■ Instruction: Copy out the lines that have "Jane" in them.

Collection entries:

[start]

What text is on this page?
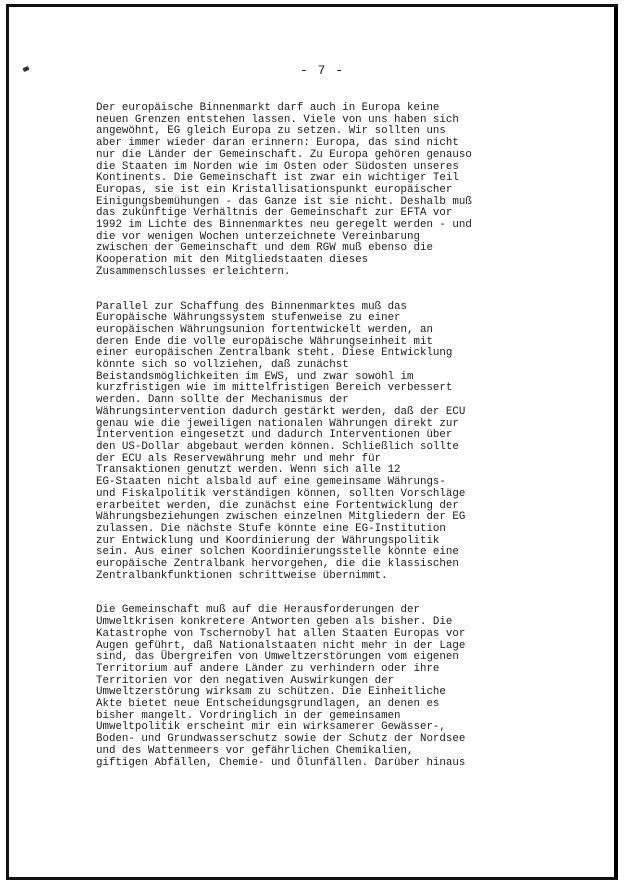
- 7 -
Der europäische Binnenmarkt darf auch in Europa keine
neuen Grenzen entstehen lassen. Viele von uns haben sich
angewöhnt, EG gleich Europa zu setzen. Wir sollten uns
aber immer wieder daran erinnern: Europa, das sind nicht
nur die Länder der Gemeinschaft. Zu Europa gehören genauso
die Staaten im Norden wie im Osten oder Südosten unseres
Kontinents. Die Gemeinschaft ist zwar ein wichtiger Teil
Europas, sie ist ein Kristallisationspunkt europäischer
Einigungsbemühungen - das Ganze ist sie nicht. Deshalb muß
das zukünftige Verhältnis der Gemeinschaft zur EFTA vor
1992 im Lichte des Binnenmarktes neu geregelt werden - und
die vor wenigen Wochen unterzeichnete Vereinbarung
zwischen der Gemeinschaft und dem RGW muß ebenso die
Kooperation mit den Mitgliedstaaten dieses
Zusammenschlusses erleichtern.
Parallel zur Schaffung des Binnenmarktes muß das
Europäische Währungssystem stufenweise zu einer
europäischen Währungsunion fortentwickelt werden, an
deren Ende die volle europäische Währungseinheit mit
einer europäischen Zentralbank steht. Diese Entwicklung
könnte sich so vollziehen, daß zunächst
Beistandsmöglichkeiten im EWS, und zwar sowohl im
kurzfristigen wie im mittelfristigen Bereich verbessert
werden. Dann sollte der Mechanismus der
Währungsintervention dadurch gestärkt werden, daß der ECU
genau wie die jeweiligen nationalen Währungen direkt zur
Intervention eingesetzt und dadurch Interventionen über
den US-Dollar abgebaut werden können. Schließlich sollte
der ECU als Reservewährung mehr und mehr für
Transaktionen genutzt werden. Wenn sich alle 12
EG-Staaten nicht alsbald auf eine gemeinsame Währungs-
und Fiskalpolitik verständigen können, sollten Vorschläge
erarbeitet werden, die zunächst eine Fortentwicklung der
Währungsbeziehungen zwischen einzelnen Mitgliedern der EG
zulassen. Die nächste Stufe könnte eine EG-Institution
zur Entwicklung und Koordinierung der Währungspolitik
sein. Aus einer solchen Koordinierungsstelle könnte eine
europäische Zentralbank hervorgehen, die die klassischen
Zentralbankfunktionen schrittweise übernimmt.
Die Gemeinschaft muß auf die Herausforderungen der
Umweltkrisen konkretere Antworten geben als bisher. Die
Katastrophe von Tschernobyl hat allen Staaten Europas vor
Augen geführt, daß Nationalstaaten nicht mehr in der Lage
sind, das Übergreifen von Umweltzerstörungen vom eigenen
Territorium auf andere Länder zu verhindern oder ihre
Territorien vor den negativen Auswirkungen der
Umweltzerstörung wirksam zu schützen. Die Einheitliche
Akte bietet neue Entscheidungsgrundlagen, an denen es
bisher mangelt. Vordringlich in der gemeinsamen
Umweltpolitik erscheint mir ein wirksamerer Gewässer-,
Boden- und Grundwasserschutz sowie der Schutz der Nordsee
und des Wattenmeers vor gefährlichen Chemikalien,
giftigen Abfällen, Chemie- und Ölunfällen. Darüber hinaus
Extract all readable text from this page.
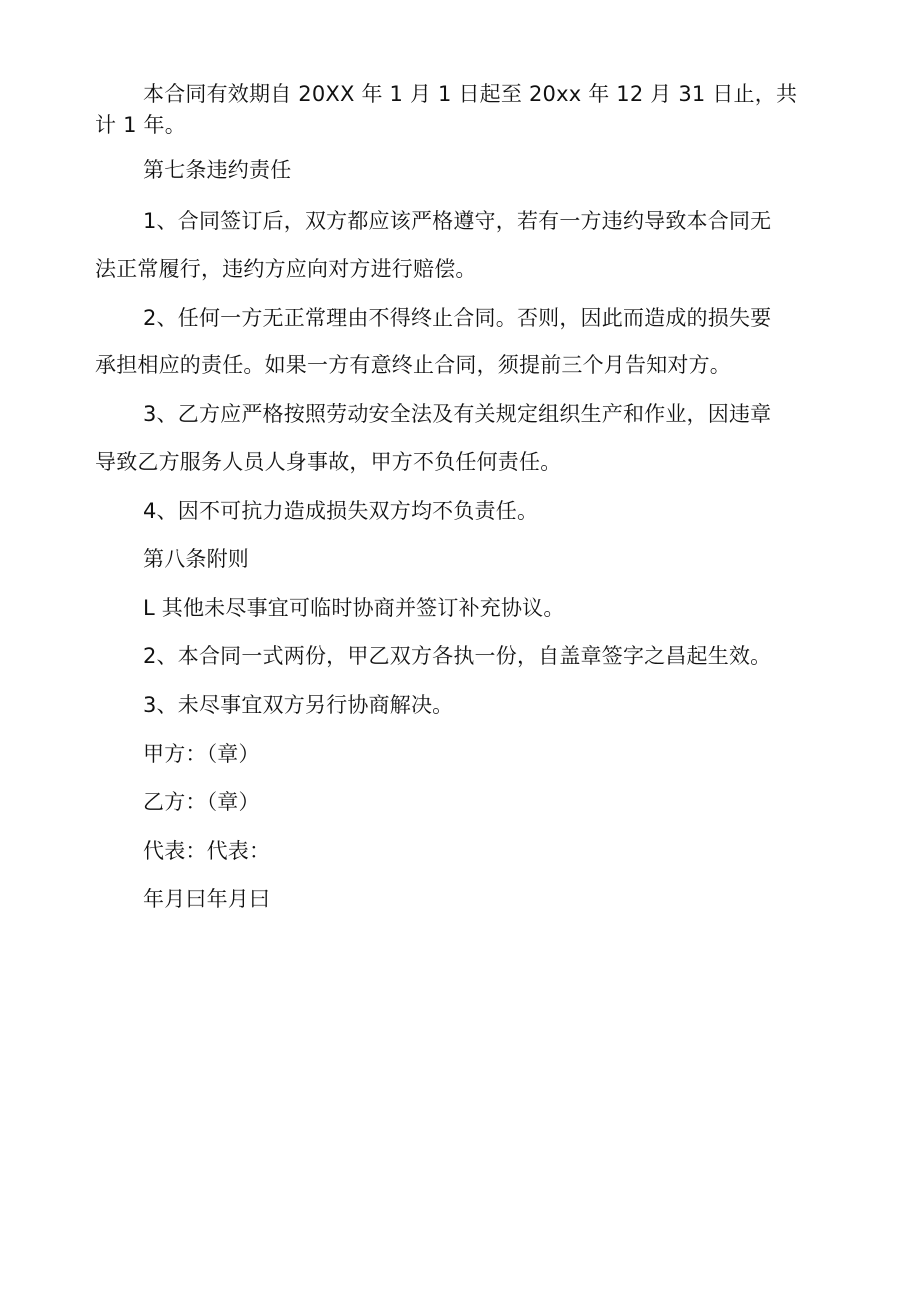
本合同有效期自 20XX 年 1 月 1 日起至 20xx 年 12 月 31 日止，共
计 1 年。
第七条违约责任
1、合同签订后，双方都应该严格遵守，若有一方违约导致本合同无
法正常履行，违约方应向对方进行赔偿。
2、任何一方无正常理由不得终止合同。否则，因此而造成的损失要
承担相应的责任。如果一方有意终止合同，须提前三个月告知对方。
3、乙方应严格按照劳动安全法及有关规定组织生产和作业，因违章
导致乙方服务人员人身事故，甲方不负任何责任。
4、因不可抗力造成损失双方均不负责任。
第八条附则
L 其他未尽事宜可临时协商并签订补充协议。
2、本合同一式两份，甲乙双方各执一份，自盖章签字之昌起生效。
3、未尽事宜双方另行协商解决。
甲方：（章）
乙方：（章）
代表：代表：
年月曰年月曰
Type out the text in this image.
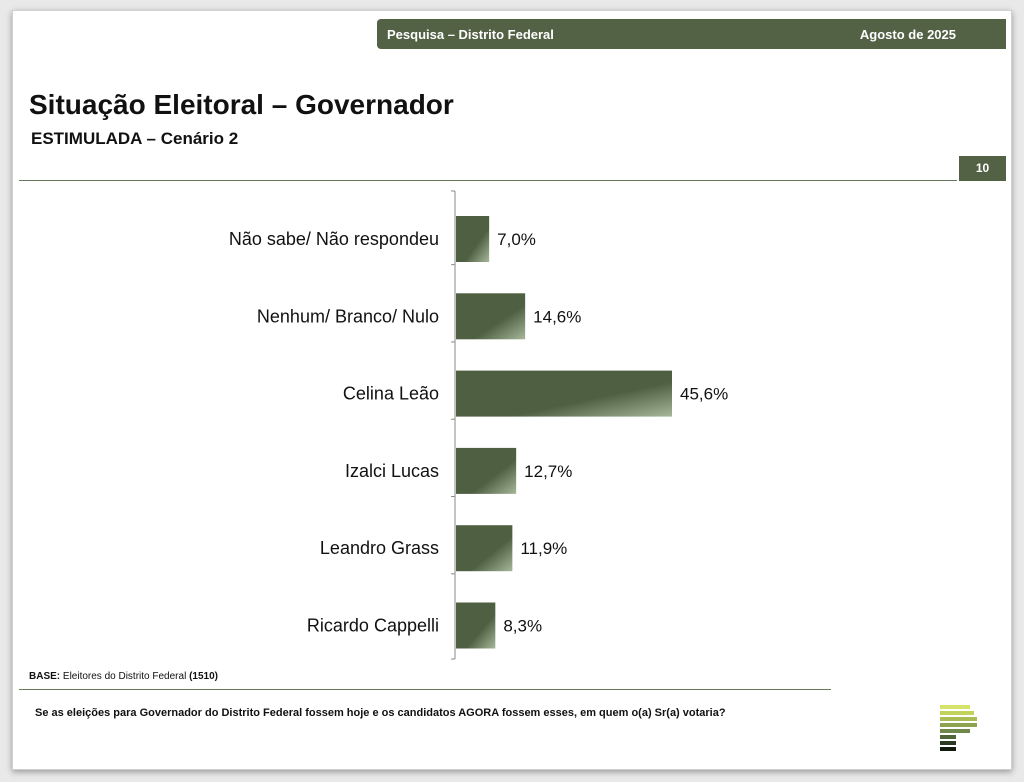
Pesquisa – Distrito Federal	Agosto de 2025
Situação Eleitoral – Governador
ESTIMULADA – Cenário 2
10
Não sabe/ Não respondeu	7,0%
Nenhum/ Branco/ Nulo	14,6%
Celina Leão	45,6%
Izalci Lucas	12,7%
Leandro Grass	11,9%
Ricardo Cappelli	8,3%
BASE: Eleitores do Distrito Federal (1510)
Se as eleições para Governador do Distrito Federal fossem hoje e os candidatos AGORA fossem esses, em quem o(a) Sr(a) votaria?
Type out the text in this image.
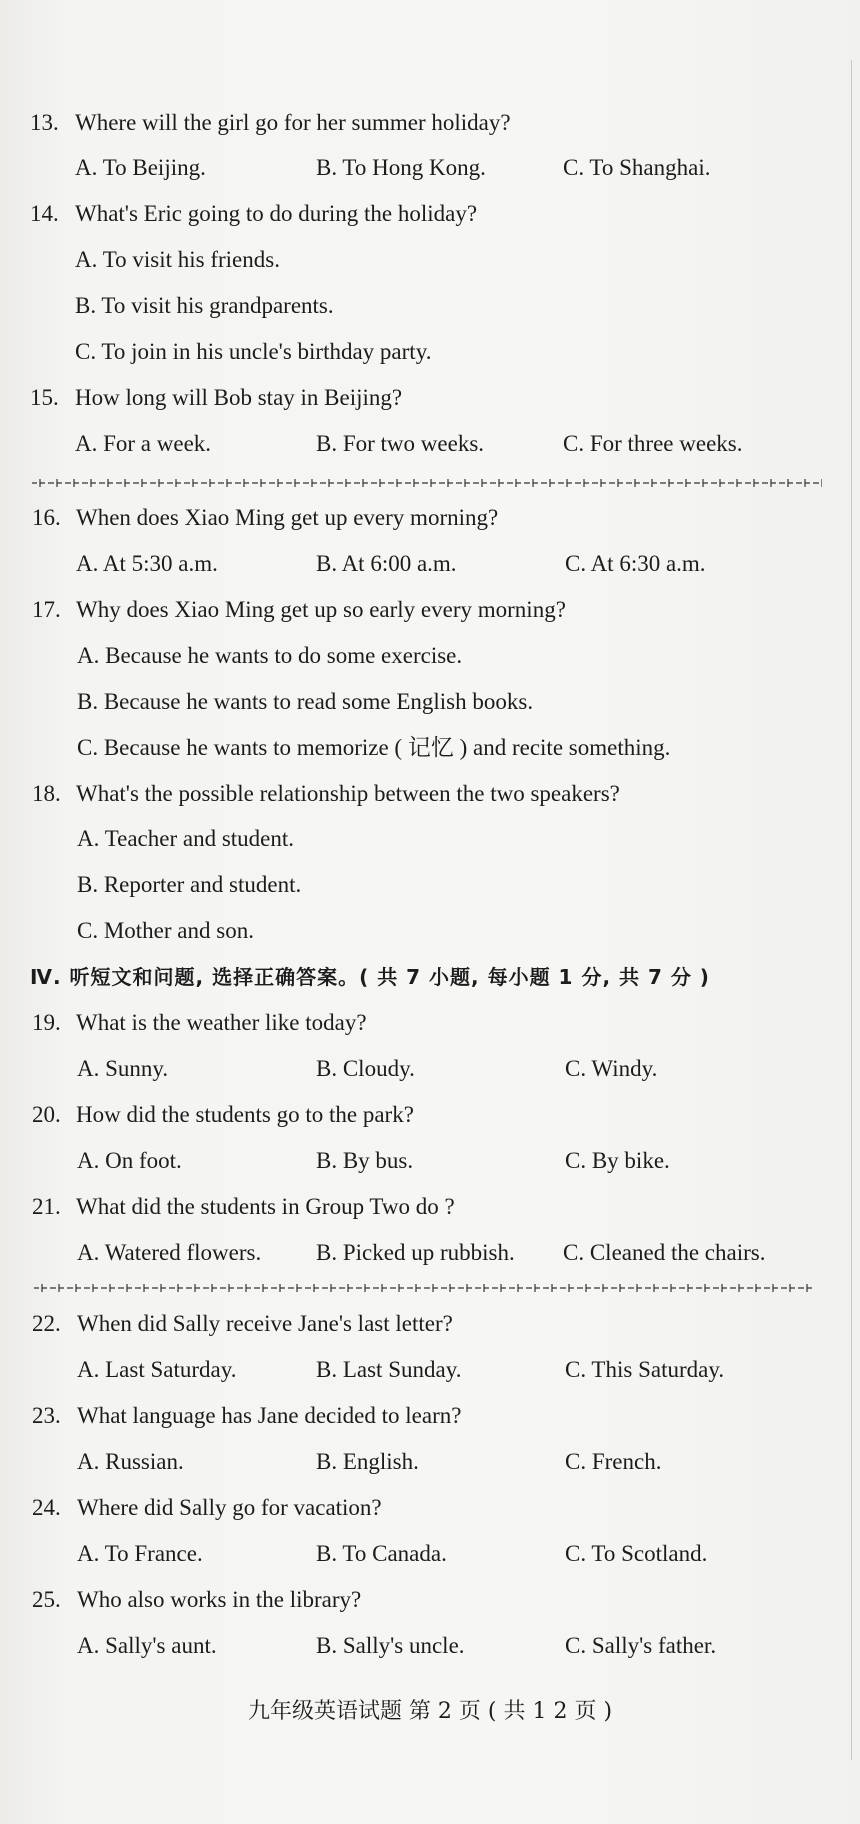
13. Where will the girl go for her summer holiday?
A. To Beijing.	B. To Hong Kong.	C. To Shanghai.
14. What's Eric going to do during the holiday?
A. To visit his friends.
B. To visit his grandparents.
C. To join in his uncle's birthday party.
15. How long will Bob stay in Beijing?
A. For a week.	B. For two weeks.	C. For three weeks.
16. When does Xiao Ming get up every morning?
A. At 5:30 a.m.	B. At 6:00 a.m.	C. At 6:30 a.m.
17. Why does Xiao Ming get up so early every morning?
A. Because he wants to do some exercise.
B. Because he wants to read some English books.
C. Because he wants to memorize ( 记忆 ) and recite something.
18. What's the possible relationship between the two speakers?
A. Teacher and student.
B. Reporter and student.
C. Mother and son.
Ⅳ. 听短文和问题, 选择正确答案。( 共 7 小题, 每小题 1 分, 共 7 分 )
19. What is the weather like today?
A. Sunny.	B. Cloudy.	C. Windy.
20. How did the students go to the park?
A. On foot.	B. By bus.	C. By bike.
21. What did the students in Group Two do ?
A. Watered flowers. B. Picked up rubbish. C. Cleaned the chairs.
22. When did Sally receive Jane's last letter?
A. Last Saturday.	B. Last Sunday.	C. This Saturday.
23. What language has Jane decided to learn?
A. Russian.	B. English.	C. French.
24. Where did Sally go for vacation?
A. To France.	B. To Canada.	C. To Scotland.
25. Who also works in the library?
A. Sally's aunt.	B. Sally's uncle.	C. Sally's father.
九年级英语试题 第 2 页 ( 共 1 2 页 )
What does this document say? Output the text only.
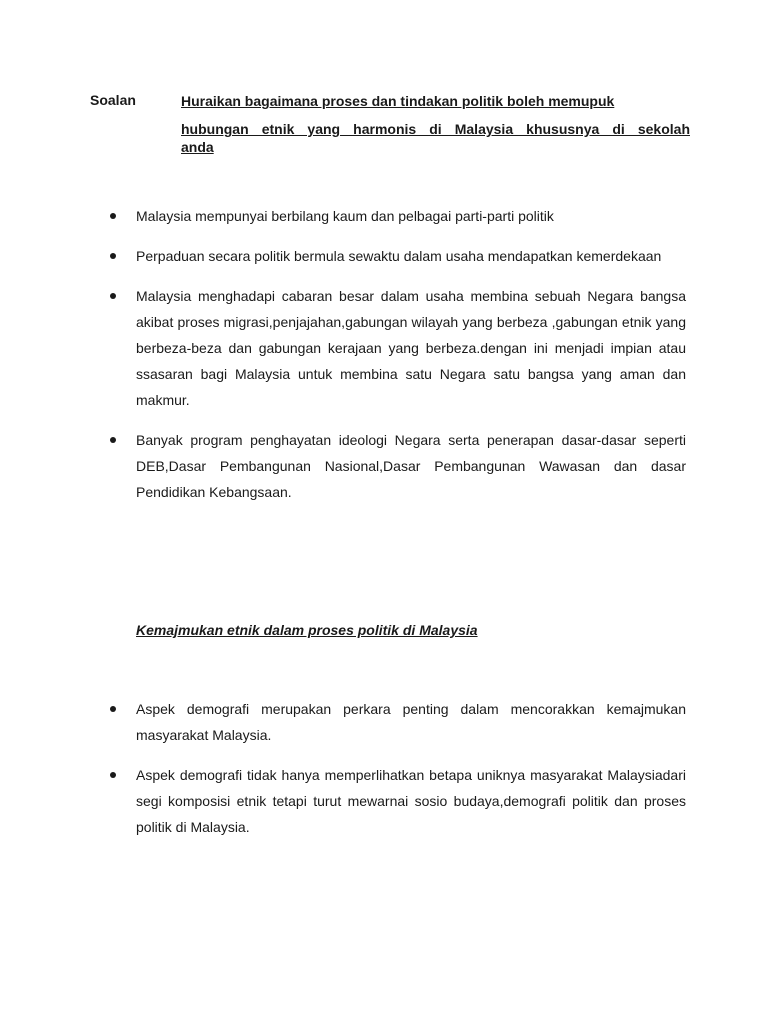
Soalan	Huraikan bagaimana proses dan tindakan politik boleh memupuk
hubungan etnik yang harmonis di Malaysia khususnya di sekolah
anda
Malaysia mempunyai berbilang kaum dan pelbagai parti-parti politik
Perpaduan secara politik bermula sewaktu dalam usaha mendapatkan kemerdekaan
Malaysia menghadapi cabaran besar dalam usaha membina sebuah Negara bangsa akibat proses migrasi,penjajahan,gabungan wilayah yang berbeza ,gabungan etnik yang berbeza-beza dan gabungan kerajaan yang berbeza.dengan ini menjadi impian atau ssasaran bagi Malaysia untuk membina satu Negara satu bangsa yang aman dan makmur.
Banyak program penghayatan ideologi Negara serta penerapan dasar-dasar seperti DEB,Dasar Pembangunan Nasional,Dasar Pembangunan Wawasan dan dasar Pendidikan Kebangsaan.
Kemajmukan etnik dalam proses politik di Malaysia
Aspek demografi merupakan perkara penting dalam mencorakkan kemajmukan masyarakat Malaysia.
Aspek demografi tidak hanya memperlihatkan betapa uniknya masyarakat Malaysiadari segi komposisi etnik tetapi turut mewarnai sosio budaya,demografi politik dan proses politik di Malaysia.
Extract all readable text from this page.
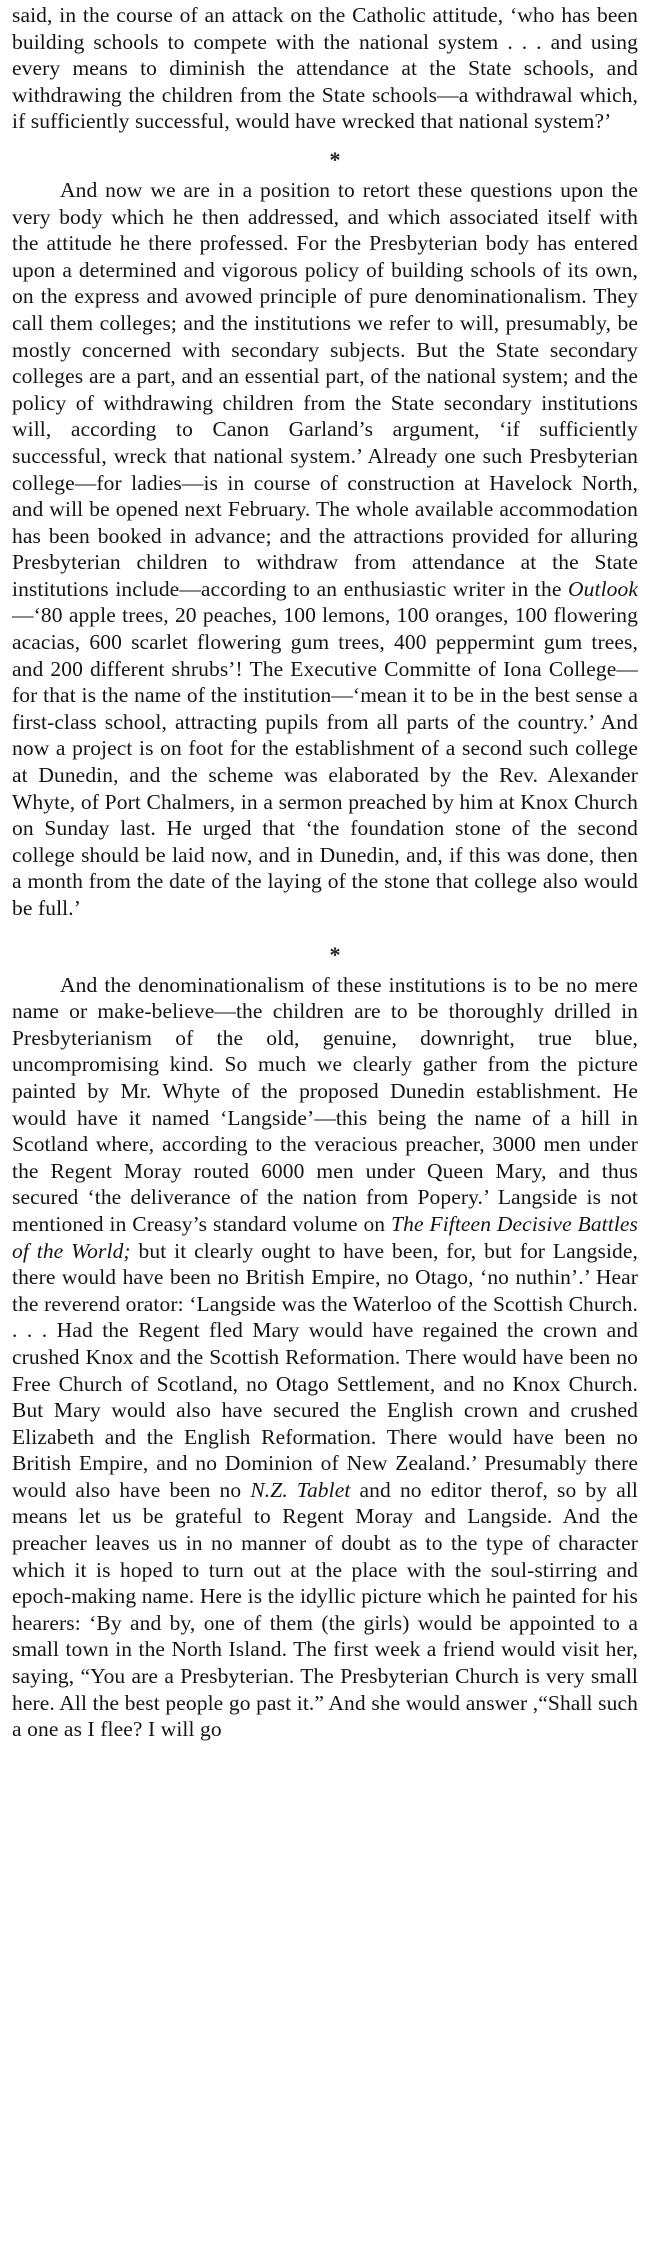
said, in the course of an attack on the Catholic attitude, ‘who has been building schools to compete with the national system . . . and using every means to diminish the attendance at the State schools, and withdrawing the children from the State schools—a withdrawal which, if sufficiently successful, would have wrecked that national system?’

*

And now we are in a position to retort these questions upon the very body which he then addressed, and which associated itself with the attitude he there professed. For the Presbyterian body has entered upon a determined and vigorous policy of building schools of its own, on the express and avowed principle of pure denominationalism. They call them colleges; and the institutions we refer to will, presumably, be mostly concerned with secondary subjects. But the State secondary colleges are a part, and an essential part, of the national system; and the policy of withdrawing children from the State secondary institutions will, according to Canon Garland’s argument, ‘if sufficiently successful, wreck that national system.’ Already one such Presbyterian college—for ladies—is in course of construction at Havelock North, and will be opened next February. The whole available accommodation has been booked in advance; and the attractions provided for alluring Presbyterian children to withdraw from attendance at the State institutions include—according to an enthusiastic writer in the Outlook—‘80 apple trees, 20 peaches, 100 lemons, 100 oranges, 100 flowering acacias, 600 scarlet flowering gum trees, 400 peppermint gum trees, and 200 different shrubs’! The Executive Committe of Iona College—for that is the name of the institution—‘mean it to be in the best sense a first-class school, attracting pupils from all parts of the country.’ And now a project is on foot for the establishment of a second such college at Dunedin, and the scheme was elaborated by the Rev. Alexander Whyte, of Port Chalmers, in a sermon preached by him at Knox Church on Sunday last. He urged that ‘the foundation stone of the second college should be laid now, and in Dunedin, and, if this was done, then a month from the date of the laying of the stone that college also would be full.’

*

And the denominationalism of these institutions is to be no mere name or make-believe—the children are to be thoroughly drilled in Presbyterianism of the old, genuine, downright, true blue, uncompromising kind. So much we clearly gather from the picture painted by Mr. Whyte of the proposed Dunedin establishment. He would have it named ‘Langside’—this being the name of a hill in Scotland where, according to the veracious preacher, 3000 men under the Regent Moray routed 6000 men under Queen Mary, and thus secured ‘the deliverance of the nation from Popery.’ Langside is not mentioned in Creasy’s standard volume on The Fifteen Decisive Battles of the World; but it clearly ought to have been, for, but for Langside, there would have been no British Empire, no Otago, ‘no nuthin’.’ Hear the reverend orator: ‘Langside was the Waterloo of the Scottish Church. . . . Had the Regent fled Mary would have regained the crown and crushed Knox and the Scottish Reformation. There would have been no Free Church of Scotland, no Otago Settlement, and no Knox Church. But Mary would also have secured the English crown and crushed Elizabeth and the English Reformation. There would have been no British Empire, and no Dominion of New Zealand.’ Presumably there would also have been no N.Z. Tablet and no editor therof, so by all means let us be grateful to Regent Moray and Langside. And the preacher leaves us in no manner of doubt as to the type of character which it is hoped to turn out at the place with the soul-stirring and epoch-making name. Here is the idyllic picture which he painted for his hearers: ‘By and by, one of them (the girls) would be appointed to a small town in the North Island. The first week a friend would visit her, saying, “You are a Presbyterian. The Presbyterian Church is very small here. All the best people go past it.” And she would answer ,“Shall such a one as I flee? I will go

[end]

■ Completed exercise:
22. When did Sally receive Jane's last letter?
23. What language has Jane decided to learn?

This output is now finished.